Exercise: Comb the records below for the string "关于加强中小学科技教育的意见" and copy each line where it turns up.

-- Start Materials provided --

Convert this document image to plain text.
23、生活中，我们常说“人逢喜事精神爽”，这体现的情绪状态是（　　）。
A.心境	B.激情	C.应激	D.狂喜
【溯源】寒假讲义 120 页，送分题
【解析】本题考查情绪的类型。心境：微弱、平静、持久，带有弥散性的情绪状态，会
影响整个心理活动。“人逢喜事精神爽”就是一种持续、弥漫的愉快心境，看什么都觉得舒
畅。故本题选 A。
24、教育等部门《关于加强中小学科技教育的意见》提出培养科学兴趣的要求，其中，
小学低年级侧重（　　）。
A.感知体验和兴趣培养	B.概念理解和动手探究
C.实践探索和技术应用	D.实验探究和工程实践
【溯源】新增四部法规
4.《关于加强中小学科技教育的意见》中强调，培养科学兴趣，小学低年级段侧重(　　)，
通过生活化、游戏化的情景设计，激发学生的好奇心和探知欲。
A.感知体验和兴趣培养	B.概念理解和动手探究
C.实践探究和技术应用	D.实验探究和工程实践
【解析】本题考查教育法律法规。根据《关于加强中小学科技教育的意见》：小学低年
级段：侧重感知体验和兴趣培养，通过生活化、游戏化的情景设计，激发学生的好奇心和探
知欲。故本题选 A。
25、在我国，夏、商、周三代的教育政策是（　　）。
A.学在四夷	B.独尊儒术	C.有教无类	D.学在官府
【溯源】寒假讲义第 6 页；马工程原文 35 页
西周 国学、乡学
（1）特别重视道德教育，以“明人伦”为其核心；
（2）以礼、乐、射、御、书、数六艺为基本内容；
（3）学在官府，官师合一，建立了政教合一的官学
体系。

-- End Materials provided --

Correct result:
24、教育等部门《关于加强中小学科技教育的意见》提出培养科学兴趣的要求，其中，
4.《关于加强中小学科技教育的意见》中强调，培养科学兴趣，小学低年级段侧重(　　)，
【解析】本题考查教育法律法规。根据《关于加强中小学科技教育的意见》：小学低年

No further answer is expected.